# Written exercise:
Show every line that has the string "name" in it.

# Raw data:
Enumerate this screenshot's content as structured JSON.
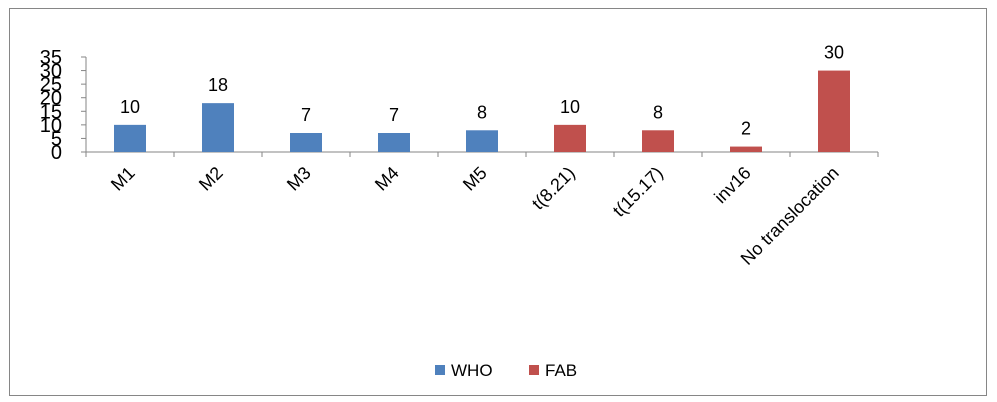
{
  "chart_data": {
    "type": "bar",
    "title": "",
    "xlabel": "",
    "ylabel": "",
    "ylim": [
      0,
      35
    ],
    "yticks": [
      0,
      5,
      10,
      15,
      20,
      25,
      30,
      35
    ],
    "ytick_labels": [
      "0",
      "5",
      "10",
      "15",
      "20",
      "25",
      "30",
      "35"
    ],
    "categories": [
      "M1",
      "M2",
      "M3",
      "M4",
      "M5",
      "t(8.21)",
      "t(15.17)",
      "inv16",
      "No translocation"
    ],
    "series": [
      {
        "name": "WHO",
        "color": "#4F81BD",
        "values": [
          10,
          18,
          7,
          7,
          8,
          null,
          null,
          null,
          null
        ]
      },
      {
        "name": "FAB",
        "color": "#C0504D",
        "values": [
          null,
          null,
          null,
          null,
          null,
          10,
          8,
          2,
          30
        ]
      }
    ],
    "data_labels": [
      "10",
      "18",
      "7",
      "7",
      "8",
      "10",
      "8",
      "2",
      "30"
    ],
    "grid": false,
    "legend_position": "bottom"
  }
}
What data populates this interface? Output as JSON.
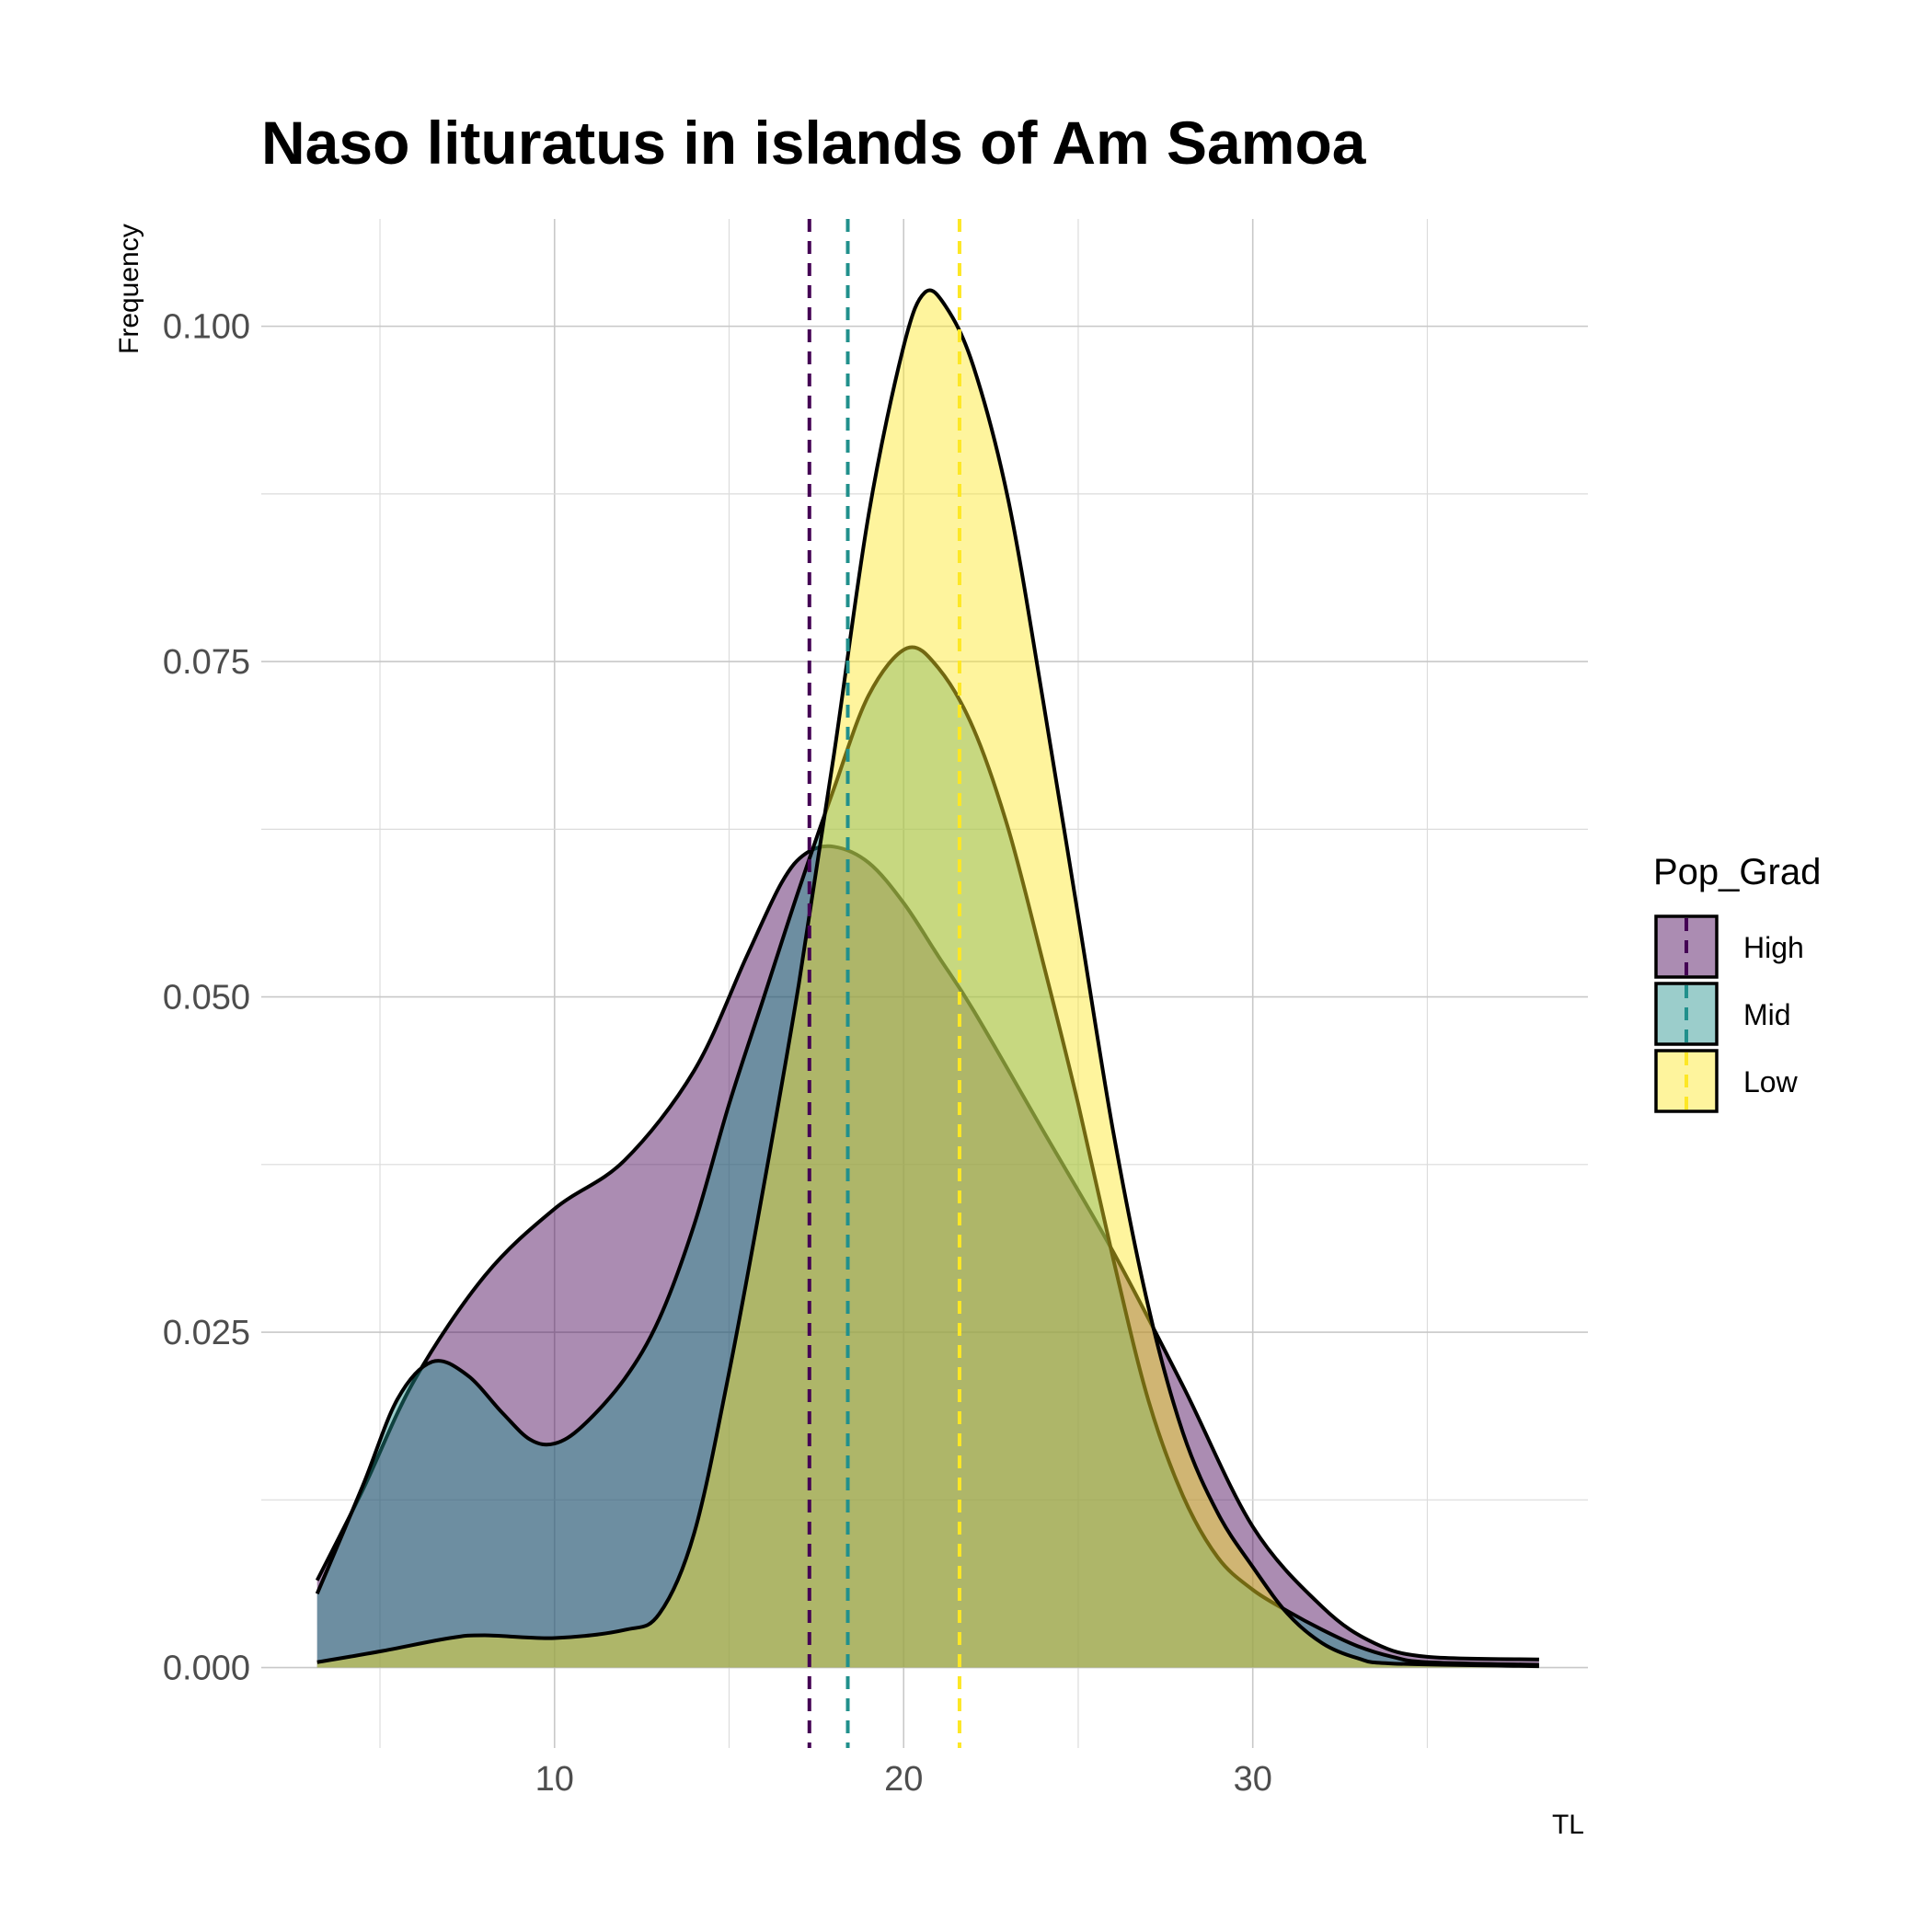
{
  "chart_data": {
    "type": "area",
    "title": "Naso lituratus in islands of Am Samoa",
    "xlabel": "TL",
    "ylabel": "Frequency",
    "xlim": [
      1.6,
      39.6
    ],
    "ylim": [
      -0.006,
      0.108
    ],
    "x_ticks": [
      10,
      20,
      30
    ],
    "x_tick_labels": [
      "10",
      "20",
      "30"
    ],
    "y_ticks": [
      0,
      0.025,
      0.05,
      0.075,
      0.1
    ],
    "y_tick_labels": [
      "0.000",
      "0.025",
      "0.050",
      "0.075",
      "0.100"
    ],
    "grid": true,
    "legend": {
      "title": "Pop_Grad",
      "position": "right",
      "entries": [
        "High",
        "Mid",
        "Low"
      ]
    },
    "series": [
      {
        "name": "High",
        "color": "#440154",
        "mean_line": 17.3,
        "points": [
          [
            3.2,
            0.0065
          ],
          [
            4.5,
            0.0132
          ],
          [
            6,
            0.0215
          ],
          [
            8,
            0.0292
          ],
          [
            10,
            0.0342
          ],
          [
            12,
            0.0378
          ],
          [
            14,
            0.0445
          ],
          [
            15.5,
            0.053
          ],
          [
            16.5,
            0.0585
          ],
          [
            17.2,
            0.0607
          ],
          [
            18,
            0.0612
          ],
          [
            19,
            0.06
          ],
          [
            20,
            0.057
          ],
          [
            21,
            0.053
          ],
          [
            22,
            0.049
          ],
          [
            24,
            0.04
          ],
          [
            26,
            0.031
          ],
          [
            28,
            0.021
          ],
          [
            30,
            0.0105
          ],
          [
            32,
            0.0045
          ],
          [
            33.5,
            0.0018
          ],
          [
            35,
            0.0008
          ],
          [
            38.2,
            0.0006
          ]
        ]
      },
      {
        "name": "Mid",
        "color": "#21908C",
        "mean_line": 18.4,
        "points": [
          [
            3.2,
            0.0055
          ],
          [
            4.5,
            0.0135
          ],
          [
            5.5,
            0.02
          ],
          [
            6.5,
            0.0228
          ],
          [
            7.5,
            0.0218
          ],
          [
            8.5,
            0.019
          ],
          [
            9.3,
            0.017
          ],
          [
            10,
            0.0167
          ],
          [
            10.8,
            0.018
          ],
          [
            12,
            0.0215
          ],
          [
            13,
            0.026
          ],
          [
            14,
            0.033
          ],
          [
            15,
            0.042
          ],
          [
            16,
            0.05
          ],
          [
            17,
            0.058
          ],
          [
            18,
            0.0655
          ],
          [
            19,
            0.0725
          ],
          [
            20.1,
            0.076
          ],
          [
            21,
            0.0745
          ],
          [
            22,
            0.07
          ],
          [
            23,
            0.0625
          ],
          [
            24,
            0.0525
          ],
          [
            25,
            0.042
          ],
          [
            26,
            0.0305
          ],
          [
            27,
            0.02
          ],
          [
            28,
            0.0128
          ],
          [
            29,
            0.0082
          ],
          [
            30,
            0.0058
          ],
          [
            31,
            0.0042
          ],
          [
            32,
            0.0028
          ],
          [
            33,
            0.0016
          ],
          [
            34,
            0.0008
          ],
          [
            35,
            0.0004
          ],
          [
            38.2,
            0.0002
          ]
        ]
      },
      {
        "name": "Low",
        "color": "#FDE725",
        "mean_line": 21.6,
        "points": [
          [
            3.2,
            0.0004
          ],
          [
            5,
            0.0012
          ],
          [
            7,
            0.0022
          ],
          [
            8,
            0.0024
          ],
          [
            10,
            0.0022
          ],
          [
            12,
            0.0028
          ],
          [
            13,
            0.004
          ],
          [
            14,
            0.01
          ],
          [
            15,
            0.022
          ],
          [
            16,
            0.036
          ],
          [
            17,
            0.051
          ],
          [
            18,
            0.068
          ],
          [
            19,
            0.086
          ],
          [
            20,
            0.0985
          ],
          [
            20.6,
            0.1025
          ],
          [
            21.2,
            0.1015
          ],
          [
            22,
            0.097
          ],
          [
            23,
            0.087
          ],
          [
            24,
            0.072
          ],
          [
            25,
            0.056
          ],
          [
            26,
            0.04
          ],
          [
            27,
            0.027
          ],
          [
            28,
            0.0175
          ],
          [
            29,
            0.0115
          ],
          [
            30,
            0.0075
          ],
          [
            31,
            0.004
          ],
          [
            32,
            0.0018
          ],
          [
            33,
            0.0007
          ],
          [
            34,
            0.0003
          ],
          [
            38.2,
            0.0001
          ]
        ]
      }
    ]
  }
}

--

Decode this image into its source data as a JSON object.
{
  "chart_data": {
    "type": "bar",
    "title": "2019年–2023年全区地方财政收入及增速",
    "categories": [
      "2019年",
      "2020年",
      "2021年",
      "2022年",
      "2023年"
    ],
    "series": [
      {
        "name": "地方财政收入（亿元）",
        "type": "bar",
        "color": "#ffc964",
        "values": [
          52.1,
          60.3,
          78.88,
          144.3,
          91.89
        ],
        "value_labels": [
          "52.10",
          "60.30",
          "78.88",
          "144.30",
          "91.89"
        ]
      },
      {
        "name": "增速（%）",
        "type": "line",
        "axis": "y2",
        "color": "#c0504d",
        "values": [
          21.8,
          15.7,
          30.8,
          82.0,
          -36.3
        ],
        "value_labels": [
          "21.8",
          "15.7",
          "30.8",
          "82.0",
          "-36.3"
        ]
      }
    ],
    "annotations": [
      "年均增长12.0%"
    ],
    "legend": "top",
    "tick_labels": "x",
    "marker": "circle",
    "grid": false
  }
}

# Answer:
        "name": "WHO",
        "name": "FAB",
        "name": "High",
        "name": "Mid",
        "name": "Low",
        "name": "地方财政收入（亿元）",
        "name": "增速（%）",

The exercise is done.